Set task: Find the word "name" in the data. Return every line where it appears.

## Start Data provided

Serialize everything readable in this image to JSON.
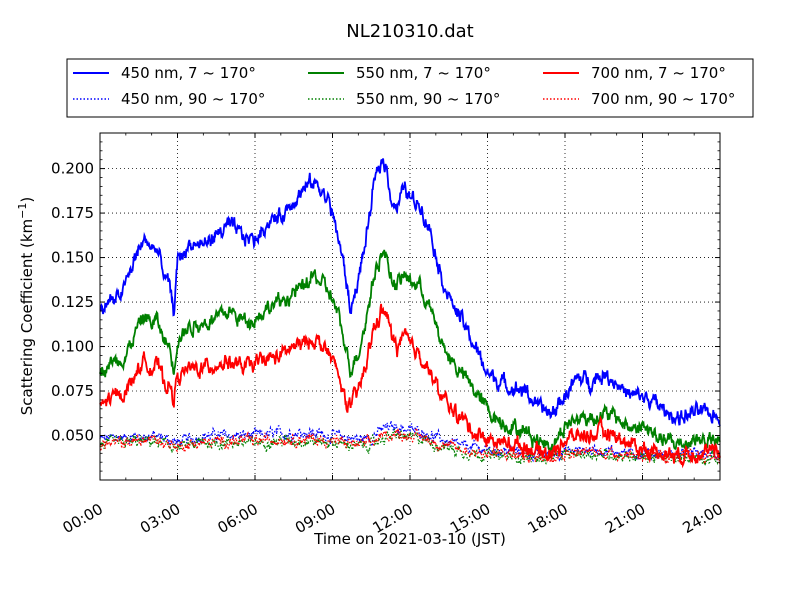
{
  "chart_data": {
    "type": "line",
    "title": "NL210310.dat",
    "xlabel": "Time on 2021-03-10 (JST)",
    "ylabel": "Scattering Coefficient (km",
    "ylabel_sup": "−1",
    "ylabel_close": ")",
    "xlim": [
      0,
      24
    ],
    "ylim": [
      0.025,
      0.22
    ],
    "x_ticks": [
      0,
      3,
      6,
      9,
      12,
      15,
      18,
      21,
      24
    ],
    "x_tick_labels": [
      "00:00",
      "03:00",
      "06:00",
      "09:00",
      "12:00",
      "15:00",
      "18:00",
      "21:00",
      "24:00"
    ],
    "y_ticks": [
      0.05,
      0.075,
      0.1,
      0.125,
      0.15,
      0.175,
      0.2
    ],
    "y_tick_labels": [
      "0.050",
      "0.075",
      "0.100",
      "0.125",
      "0.150",
      "0.175",
      "0.200"
    ],
    "grid": true,
    "legend_placement": "top",
    "series": [
      {
        "name": "450 nm, 7 ~ 170°",
        "color": "#0000ff",
        "style": "solid",
        "x": [
          0,
          0.3,
          0.6,
          1.0,
          1.5,
          1.8,
          2.0,
          2.2,
          2.5,
          2.7,
          2.85,
          3.0,
          3.2,
          3.5,
          4.0,
          4.5,
          5.0,
          5.5,
          6.0,
          6.5,
          7.0,
          7.5,
          8.0,
          8.3,
          8.6,
          8.9,
          9.2,
          9.5,
          9.7,
          10.0,
          10.3,
          10.6,
          10.9,
          11.1,
          11.3,
          11.5,
          11.8,
          12.0,
          12.4,
          12.8,
          13.2,
          13.6,
          14.0,
          14.5,
          15.0,
          15.5,
          16.0,
          16.5,
          17.0,
          17.5,
          18.0,
          18.5,
          19.0,
          19.5,
          20.0,
          20.5,
          21.0,
          21.5,
          22.0,
          22.5,
          23.0,
          23.5,
          24.0
        ],
        "values": [
          0.118,
          0.126,
          0.125,
          0.135,
          0.155,
          0.16,
          0.155,
          0.155,
          0.14,
          0.133,
          0.118,
          0.148,
          0.152,
          0.158,
          0.157,
          0.163,
          0.168,
          0.162,
          0.16,
          0.17,
          0.173,
          0.183,
          0.19,
          0.192,
          0.188,
          0.18,
          0.163,
          0.14,
          0.12,
          0.138,
          0.16,
          0.19,
          0.205,
          0.2,
          0.182,
          0.178,
          0.19,
          0.183,
          0.18,
          0.165,
          0.14,
          0.125,
          0.115,
          0.1,
          0.085,
          0.08,
          0.077,
          0.075,
          0.065,
          0.062,
          0.073,
          0.082,
          0.081,
          0.085,
          0.08,
          0.072,
          0.072,
          0.068,
          0.062,
          0.06,
          0.063,
          0.062,
          0.061
        ]
      },
      {
        "name": "450 nm, 90 ~ 170°",
        "color": "#0000ff",
        "style": "dotted",
        "x": [
          0,
          1.0,
          2.0,
          2.8,
          3.0,
          4.0,
          5.0,
          6.0,
          7.0,
          8.0,
          9.0,
          10.0,
          10.5,
          11.0,
          11.5,
          12.0,
          12.5,
          13.0,
          13.5,
          14.0,
          15.0,
          16.0,
          17.0,
          18.0,
          19.0,
          20.0,
          21.0,
          22.0,
          23.0,
          24.0
        ],
        "values": [
          0.048,
          0.049,
          0.05,
          0.047,
          0.046,
          0.05,
          0.05,
          0.05,
          0.051,
          0.052,
          0.05,
          0.048,
          0.049,
          0.054,
          0.055,
          0.053,
          0.052,
          0.049,
          0.046,
          0.044,
          0.042,
          0.041,
          0.039,
          0.041,
          0.042,
          0.041,
          0.04,
          0.039,
          0.04,
          0.039
        ]
      },
      {
        "name": "550 nm, 7 ~ 170°",
        "color": "#008000",
        "style": "solid",
        "x": [
          0,
          0.3,
          0.6,
          1.0,
          1.5,
          1.8,
          2.0,
          2.2,
          2.5,
          2.7,
          2.85,
          3.0,
          3.2,
          3.5,
          4.0,
          4.5,
          5.0,
          5.5,
          6.0,
          6.5,
          7.0,
          7.5,
          8.0,
          8.3,
          8.6,
          8.9,
          9.2,
          9.5,
          9.7,
          10.0,
          10.3,
          10.6,
          10.9,
          11.1,
          11.3,
          11.5,
          11.8,
          12.0,
          12.4,
          12.8,
          13.2,
          13.6,
          14.0,
          14.5,
          15.0,
          15.5,
          16.0,
          16.5,
          17.0,
          17.5,
          18.0,
          18.5,
          19.0,
          19.5,
          20.0,
          20.5,
          21.0,
          21.5,
          22.0,
          22.5,
          23.0,
          23.5,
          24.0
        ],
        "values": [
          0.085,
          0.09,
          0.092,
          0.095,
          0.112,
          0.118,
          0.112,
          0.115,
          0.103,
          0.1,
          0.087,
          0.105,
          0.107,
          0.112,
          0.113,
          0.116,
          0.12,
          0.115,
          0.116,
          0.122,
          0.125,
          0.13,
          0.135,
          0.14,
          0.135,
          0.13,
          0.118,
          0.1,
          0.088,
          0.097,
          0.115,
          0.14,
          0.153,
          0.15,
          0.138,
          0.135,
          0.14,
          0.137,
          0.134,
          0.12,
          0.103,
          0.092,
          0.085,
          0.075,
          0.065,
          0.058,
          0.055,
          0.052,
          0.047,
          0.045,
          0.055,
          0.06,
          0.06,
          0.062,
          0.06,
          0.054,
          0.055,
          0.05,
          0.046,
          0.045,
          0.048,
          0.047,
          0.046
        ]
      },
      {
        "name": "550 nm, 90 ~ 170°",
        "color": "#008000",
        "style": "dotted",
        "x": [
          0,
          1.0,
          2.0,
          2.8,
          3.0,
          4.0,
          5.0,
          6.0,
          7.0,
          8.0,
          9.0,
          10.0,
          10.5,
          11.0,
          11.5,
          12.0,
          12.5,
          13.0,
          13.5,
          14.0,
          15.0,
          16.0,
          17.0,
          18.0,
          19.0,
          20.0,
          21.0,
          22.0,
          23.0,
          24.0
        ],
        "values": [
          0.045,
          0.046,
          0.047,
          0.044,
          0.043,
          0.046,
          0.046,
          0.046,
          0.047,
          0.047,
          0.046,
          0.044,
          0.045,
          0.049,
          0.05,
          0.049,
          0.048,
          0.045,
          0.043,
          0.041,
          0.039,
          0.038,
          0.037,
          0.039,
          0.04,
          0.039,
          0.038,
          0.037,
          0.038,
          0.037
        ]
      },
      {
        "name": "700 nm, 7 ~ 170°",
        "color": "#ff0000",
        "style": "solid",
        "x": [
          0,
          0.3,
          0.6,
          1.0,
          1.5,
          1.8,
          2.0,
          2.2,
          2.5,
          2.7,
          2.85,
          3.0,
          3.2,
          3.5,
          4.0,
          4.5,
          5.0,
          5.5,
          6.0,
          6.5,
          7.0,
          7.5,
          8.0,
          8.3,
          8.6,
          8.9,
          9.2,
          9.5,
          9.7,
          10.0,
          10.3,
          10.6,
          10.9,
          11.1,
          11.3,
          11.5,
          11.8,
          12.0,
          12.4,
          12.8,
          13.2,
          13.6,
          14.0,
          14.5,
          15.0,
          15.5,
          16.0,
          16.5,
          17.0,
          17.5,
          18.0,
          18.5,
          19.0,
          19.5,
          20.0,
          20.5,
          21.0,
          21.5,
          22.0,
          22.5,
          23.0,
          23.5,
          24.0
        ],
        "values": [
          0.066,
          0.07,
          0.072,
          0.075,
          0.088,
          0.092,
          0.088,
          0.09,
          0.08,
          0.078,
          0.07,
          0.083,
          0.085,
          0.087,
          0.088,
          0.09,
          0.092,
          0.088,
          0.09,
          0.093,
          0.095,
          0.1,
          0.102,
          0.105,
          0.1,
          0.095,
          0.085,
          0.07,
          0.066,
          0.075,
          0.09,
          0.11,
          0.12,
          0.118,
          0.105,
          0.1,
          0.105,
          0.1,
          0.096,
          0.085,
          0.072,
          0.065,
          0.06,
          0.052,
          0.048,
          0.046,
          0.045,
          0.044,
          0.041,
          0.04,
          0.048,
          0.05,
          0.05,
          0.052,
          0.05,
          0.045,
          0.043,
          0.041,
          0.04,
          0.039,
          0.041,
          0.04,
          0.04
        ]
      },
      {
        "name": "700 nm, 90 ~ 170°",
        "color": "#ff0000",
        "style": "dotted",
        "x": [
          0,
          1.0,
          2.0,
          2.8,
          3.0,
          4.0,
          5.0,
          6.0,
          7.0,
          8.0,
          9.0,
          10.0,
          10.5,
          11.0,
          11.5,
          12.0,
          12.5,
          13.0,
          13.5,
          14.0,
          15.0,
          16.0,
          17.0,
          18.0,
          19.0,
          20.0,
          21.0,
          22.0,
          23.0,
          24.0
        ],
        "values": [
          0.045,
          0.046,
          0.048,
          0.045,
          0.044,
          0.046,
          0.047,
          0.047,
          0.048,
          0.048,
          0.047,
          0.045,
          0.046,
          0.05,
          0.051,
          0.05,
          0.049,
          0.046,
          0.044,
          0.042,
          0.04,
          0.039,
          0.038,
          0.04,
          0.041,
          0.04,
          0.039,
          0.038,
          0.039,
          0.038
        ]
      }
    ]
  }
}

## End Data provided

Written answer:
        "name": "450 nm, 7 ~ 170°",
        "name": "450 nm, 90 ~ 170°",
        "name": "550 nm, 7 ~ 170°",
        "name": "550 nm, 90 ~ 170°",
        "name": "700 nm, 7 ~ 170°",
        "name": "700 nm, 90 ~ 170°",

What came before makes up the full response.